Objective: Print the entries in full, word for word, but not the pictures.

Material for this exercise:

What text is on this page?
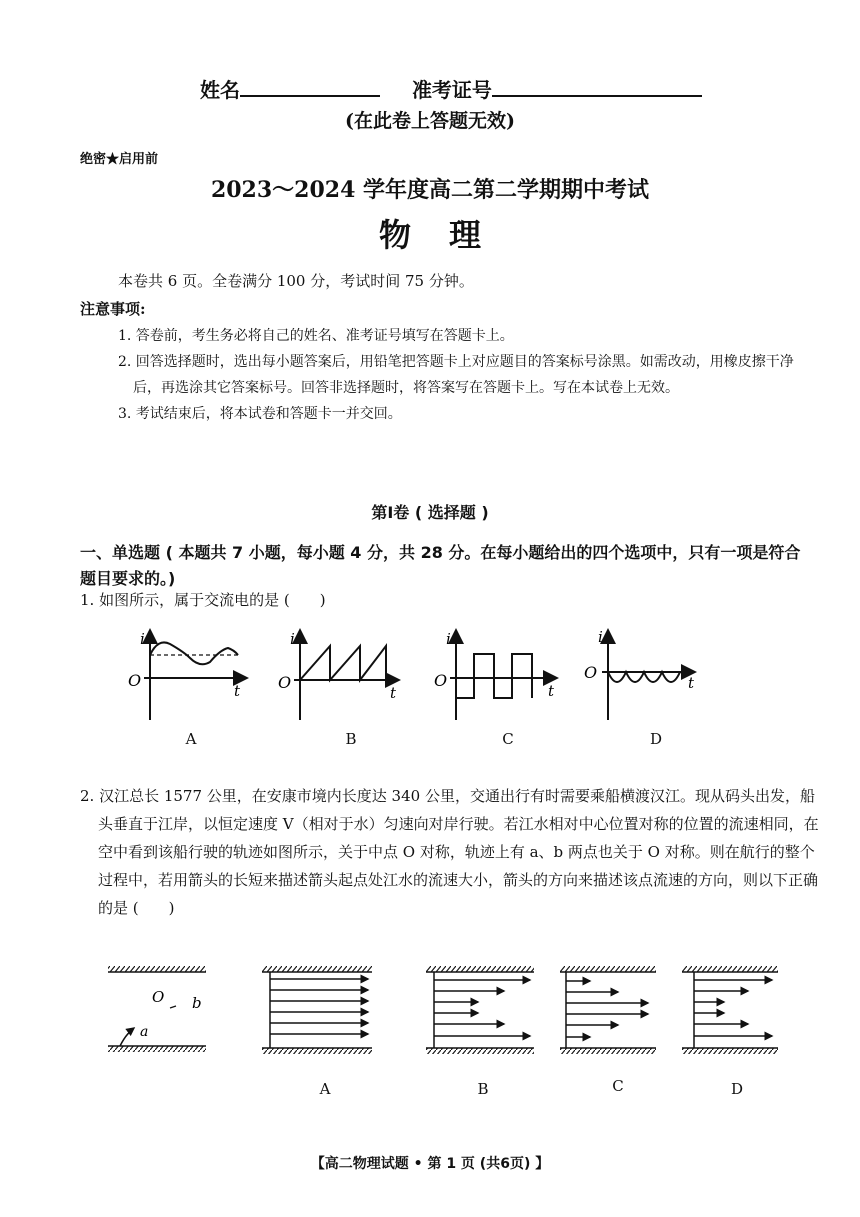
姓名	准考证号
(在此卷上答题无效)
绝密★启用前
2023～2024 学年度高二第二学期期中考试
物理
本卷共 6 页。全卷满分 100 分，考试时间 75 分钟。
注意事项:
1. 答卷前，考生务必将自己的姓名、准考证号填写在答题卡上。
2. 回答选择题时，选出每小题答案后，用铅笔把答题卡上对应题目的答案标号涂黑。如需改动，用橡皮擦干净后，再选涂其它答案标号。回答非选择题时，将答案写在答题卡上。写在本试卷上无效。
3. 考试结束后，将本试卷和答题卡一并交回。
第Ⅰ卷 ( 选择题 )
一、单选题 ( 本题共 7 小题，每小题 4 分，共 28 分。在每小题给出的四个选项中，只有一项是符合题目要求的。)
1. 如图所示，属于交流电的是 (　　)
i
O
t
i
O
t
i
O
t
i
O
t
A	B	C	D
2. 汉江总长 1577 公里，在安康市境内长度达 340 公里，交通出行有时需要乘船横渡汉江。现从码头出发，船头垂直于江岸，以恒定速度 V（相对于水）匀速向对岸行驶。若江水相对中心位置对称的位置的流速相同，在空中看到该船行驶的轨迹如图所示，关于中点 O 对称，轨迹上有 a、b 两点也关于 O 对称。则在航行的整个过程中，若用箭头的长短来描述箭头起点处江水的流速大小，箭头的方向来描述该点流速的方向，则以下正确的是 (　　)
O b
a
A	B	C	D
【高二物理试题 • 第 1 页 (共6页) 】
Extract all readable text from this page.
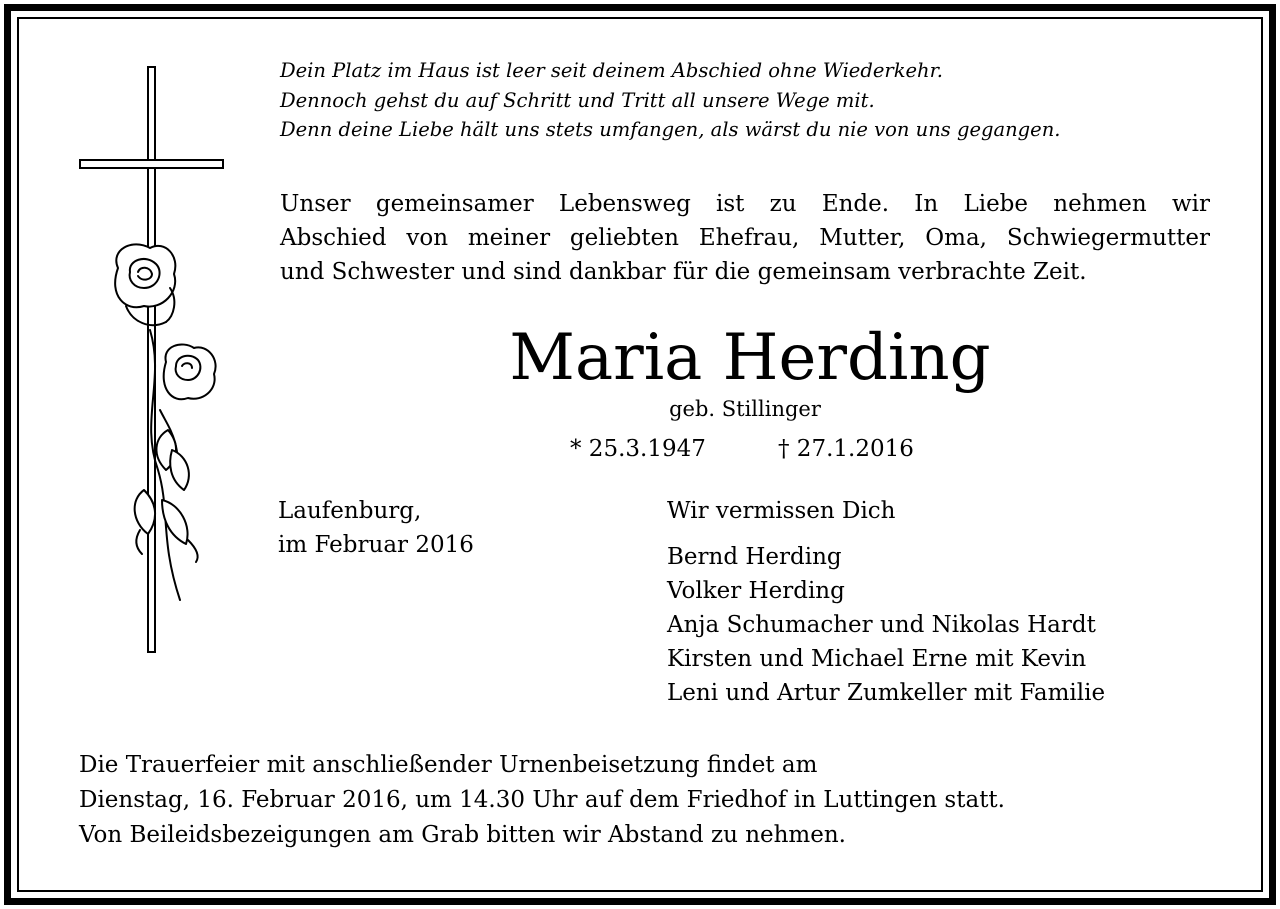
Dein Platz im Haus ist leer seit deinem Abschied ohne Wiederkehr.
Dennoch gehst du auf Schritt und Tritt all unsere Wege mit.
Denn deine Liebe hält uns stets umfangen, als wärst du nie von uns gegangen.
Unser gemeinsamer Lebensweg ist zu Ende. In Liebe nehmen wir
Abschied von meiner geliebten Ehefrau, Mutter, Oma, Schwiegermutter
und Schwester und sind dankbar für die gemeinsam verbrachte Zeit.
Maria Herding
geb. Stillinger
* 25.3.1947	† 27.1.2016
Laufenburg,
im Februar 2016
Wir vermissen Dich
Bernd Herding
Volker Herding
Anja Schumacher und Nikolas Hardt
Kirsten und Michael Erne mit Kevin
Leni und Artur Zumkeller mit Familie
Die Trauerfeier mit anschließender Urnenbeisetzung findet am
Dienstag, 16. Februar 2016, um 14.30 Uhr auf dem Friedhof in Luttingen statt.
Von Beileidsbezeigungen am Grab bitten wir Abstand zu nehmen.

Result of the task:
What text is on this page?
姓名	准考证号
(在此卷上答题无效)
绝密★启用前
2023～2024 学年度高二第二学期期中考试
物理
本卷共 6 页。全卷满分 100 分，考试时间 75 分钟。
注意事项:
1. 答卷前，考生务必将自己的姓名、准考证号填写在答题卡上。
2. 回答选择题时，选出每小题答案后，用铅笔把答题卡上对应题目的答案标号涂黑。如需改动，用橡皮擦干净后，再选涂其它答案标号。回答非选择题时，将答案写在答题卡上。写在本试卷上无效。
3. 考试结束后，将本试卷和答题卡一并交回。
第Ⅰ卷 ( 选择题 )
一、单选题 ( 本题共 7 小题，每小题 4 分，共 28 分。在每小题给出的四个选项中，只有一项是符合题目要求的。)
1. 如图所示，属于交流电的是 (　　)
i
O
t
i
O
t
i
O
t
i
O
t
A	B	C	D
2. 汉江总长 1577 公里，在安康市境内长度达 340 公里，交通出行有时需要乘船横渡汉江。现从码头出发，船头垂直于江岸，以恒定速度 V（相对于水）匀速向对岸行驶。若江水相对中心位置对称的位置的流速相同，在空中看到该船行驶的轨迹如图所示，关于中点 O 对称，轨迹上有 a、b 两点也关于 O 对称。则在航行的整个过程中，若用箭头的长短来描述箭头起点处江水的流速大小，箭头的方向来描述该点流速的方向，则以下正确的是 (　　)
O b
a
A	B	C	D
【高二物理试题 • 第 1 页 (共6页) 】
Extract all readable text from this page.
Dein Platz im Haus ist leer seit deinem Abschied ohne Wiederkehr.
Dennoch gehst du auf Schritt und Tritt all unsere Wege mit.
Denn deine Liebe hält uns stets umfangen, als wärst du nie von uns gegangen.
Unser gemeinsamer Lebensweg ist zu Ende. In Liebe nehmen wir
Abschied von meiner geliebten Ehefrau, Mutter, Oma, Schwiegermutter
und Schwester und sind dankbar für die gemeinsam verbrachte Zeit.
Maria Herding
geb. Stillinger
* 25.3.1947	† 27.1.2016
Laufenburg,
im Februar 2016
Wir vermissen Dich
Bernd Herding
Volker Herding
Anja Schumacher und Nikolas Hardt
Kirsten und Michael Erne mit Kevin
Leni und Artur Zumkeller mit Familie
Die Trauerfeier mit anschließender Urnenbeisetzung findet am
Dienstag, 16. Februar 2016, um 14.30 Uhr auf dem Friedhof in Luttingen statt.
Von Beileidsbezeigungen am Grab bitten wir Abstand zu nehmen.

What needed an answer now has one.